- [Required task]: Rewrite the listing from its first line up to and including the line with "bar-value-wrap-unrealized-2035: 39k (1089, 585, 1352, 758)", changing every "Cable length at risk" to "Cable length exposed" and keeping everything else the same.

- [Listed entries]:

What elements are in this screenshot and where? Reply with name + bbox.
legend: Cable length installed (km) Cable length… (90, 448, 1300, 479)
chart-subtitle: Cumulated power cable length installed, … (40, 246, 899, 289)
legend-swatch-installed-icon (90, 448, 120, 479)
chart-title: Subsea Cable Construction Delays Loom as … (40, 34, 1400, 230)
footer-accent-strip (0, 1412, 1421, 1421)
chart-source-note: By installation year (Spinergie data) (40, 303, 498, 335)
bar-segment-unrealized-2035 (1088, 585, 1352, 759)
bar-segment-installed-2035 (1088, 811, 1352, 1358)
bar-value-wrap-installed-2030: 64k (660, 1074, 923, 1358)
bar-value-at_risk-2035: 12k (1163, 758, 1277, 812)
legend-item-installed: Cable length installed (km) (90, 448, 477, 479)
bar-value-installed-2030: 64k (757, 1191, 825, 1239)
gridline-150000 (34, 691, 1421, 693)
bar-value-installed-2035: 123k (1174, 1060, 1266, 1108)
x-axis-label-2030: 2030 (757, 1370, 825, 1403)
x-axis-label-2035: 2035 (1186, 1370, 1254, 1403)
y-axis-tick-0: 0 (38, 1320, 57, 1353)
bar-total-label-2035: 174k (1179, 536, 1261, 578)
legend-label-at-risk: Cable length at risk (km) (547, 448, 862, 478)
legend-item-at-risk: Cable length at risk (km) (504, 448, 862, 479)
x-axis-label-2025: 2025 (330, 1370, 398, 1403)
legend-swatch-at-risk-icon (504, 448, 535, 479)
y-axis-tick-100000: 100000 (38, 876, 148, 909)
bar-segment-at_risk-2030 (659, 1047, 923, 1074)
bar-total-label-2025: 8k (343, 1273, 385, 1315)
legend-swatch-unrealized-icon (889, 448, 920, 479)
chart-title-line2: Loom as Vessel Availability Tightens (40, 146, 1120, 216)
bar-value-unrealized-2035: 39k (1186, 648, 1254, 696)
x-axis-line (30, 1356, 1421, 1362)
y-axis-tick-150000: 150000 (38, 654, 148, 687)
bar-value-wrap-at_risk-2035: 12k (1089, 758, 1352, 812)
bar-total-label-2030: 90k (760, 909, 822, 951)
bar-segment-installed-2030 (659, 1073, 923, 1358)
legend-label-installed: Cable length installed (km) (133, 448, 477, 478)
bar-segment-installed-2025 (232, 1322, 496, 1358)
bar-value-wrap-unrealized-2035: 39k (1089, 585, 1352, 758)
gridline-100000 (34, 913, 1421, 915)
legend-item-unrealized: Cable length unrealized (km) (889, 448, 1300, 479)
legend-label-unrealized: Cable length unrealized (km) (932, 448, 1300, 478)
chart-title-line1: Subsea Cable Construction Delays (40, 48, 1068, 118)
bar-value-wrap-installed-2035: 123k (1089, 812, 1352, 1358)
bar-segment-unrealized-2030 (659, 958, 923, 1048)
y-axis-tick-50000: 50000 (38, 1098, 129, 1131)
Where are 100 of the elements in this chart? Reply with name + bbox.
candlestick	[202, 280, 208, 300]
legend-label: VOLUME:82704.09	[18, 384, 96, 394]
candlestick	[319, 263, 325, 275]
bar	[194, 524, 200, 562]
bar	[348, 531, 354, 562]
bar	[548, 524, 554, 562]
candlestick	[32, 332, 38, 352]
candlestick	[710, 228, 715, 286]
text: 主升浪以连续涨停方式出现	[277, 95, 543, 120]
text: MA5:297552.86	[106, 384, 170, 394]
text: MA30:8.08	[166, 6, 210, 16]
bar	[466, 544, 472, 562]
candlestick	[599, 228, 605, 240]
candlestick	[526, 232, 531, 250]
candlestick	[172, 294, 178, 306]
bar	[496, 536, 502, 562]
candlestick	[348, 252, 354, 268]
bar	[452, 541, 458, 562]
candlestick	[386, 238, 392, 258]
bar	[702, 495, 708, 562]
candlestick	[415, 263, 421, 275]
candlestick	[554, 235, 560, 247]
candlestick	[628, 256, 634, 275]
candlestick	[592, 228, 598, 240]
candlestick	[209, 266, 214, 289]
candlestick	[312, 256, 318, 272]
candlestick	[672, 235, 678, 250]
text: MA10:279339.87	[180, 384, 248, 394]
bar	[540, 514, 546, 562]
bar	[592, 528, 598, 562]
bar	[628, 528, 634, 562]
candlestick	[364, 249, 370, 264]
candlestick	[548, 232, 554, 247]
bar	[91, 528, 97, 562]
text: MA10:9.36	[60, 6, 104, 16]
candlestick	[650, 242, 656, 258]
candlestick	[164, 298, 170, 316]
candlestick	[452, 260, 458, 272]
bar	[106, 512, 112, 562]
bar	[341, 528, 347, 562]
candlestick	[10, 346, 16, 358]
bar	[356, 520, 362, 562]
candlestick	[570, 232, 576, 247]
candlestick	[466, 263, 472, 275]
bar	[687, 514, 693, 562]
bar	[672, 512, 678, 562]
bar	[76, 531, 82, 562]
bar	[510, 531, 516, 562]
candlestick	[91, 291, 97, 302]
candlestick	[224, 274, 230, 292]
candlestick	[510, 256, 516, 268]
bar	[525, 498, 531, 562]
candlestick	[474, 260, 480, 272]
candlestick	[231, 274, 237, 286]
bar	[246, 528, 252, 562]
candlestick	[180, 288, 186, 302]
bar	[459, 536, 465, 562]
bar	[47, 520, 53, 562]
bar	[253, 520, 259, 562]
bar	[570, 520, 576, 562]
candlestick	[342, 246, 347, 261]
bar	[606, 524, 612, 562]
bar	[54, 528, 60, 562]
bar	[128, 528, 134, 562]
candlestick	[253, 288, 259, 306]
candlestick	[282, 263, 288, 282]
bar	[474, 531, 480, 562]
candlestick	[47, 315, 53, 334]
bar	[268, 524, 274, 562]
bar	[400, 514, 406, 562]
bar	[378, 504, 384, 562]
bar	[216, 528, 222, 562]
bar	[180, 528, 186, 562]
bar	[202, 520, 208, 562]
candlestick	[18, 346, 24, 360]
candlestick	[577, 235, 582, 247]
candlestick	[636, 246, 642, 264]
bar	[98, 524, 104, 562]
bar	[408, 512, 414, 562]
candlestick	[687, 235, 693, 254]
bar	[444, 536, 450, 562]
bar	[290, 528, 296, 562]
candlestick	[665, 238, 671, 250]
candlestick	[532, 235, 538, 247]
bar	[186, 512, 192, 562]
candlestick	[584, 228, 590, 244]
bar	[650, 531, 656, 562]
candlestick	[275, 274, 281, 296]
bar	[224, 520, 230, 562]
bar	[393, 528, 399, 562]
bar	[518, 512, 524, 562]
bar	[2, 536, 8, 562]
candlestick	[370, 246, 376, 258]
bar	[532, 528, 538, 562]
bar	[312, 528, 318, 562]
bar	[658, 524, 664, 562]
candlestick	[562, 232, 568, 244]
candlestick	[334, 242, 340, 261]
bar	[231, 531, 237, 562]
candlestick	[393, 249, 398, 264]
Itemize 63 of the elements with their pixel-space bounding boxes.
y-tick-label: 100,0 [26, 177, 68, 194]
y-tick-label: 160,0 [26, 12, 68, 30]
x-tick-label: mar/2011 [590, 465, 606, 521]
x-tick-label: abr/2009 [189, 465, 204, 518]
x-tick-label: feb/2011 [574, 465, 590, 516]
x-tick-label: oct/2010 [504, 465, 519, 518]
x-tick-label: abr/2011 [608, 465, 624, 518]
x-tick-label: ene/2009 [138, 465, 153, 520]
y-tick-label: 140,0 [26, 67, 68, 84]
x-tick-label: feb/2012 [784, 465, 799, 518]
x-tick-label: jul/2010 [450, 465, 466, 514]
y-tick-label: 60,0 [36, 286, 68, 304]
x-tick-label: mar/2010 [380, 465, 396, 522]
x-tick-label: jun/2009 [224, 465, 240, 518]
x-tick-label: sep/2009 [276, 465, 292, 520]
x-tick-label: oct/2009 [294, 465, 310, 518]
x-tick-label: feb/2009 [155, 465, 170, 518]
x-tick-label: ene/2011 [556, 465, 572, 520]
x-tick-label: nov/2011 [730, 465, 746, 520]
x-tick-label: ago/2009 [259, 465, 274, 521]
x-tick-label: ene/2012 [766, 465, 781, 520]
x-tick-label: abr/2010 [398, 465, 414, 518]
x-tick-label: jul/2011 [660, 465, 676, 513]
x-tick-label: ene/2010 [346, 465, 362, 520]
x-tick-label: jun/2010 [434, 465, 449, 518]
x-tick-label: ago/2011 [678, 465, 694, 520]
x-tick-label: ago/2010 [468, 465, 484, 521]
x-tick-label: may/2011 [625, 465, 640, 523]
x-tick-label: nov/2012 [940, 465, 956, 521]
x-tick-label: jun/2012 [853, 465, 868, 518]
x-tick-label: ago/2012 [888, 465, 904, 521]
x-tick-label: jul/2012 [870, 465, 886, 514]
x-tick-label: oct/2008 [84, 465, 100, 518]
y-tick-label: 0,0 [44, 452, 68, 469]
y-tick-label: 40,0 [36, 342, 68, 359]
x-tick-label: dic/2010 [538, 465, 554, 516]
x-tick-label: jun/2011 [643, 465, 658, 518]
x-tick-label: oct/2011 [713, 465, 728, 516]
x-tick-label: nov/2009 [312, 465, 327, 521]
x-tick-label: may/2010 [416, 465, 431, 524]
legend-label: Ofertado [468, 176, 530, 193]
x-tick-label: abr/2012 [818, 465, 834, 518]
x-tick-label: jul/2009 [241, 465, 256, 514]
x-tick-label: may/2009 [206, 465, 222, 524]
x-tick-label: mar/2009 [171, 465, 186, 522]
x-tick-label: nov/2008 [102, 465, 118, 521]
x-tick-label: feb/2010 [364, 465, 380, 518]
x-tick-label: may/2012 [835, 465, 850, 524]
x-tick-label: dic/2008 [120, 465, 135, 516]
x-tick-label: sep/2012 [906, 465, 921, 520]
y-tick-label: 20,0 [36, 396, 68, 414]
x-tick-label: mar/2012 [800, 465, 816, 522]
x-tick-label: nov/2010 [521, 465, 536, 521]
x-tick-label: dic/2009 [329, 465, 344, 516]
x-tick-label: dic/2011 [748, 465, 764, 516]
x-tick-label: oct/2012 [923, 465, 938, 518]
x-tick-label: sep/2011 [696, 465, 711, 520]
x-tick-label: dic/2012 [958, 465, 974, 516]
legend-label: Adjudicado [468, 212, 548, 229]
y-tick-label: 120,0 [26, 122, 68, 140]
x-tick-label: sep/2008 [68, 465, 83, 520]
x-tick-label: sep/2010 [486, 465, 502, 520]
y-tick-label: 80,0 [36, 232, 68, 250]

- [Final result]:
What elements are in this screenshot and where? Reply with name + bbox.
legend: Cable length installed (km) Cable length… (90, 448, 1300, 479)
chart-subtitle: Cumulated power cable length installed, … (40, 246, 899, 289)
legend-swatch-installed-icon (90, 448, 120, 479)
chart-title: Subsea Cable Construction Delays Loom as … (40, 34, 1400, 230)
footer-accent-strip (0, 1412, 1421, 1421)
chart-source-note: By installation year (Spinergie data) (40, 303, 498, 335)
bar-segment-unrealized-2035 (1088, 585, 1352, 759)
bar-segment-installed-2035 (1088, 811, 1352, 1358)
bar-value-wrap-installed-2030: 64k (660, 1074, 923, 1358)
bar-value-at_risk-2035: 12k (1163, 758, 1277, 812)
legend-item-installed: Cable length installed (km) (90, 448, 477, 479)
bar-value-installed-2030: 64k (757, 1191, 825, 1239)
gridline-150000 (34, 691, 1421, 693)
bar-value-installed-2035: 123k (1174, 1060, 1266, 1108)
x-axis-label-2030: 2030 (757, 1370, 825, 1403)
x-axis-label-2035: 2035 (1186, 1370, 1254, 1403)
y-axis-tick-0: 0 (38, 1320, 57, 1353)
bar-total-label-2035: 174k (1179, 536, 1261, 578)
legend-label-at-risk: Cable length exposed (km) (547, 448, 862, 478)
legend-item-at-risk: Cable length exposed (km) (504, 448, 862, 479)
x-axis-label-2025: 2025 (330, 1370, 398, 1403)
legend-swatch-at-risk-icon (504, 448, 535, 479)
y-axis-tick-100000: 100000 (38, 876, 148, 909)
bar-segment-at_risk-2030 (659, 1047, 923, 1074)
bar-total-label-2025: 8k (343, 1273, 385, 1315)
legend-swatch-unrealized-icon (889, 448, 920, 479)
chart-title-line2: Loom as Vessel Availability Tightens (40, 146, 1120, 216)
bar-value-unrealized-2035: 39k (1186, 648, 1254, 696)
x-axis-line (30, 1356, 1421, 1362)
y-axis-tick-150000: 150000 (38, 654, 148, 687)
bar-value-wrap-at_risk-2035: 12k (1089, 758, 1352, 812)
bar-total-label-2030: 90k (760, 909, 822, 951)
bar-segment-installed-2030 (659, 1073, 923, 1358)
legend-label-installed: Cable length installed (km) (133, 448, 477, 478)
bar-segment-installed-2025 (232, 1322, 496, 1358)
bar-value-wrap-unrealized-2035: 39k (1089, 585, 1352, 758)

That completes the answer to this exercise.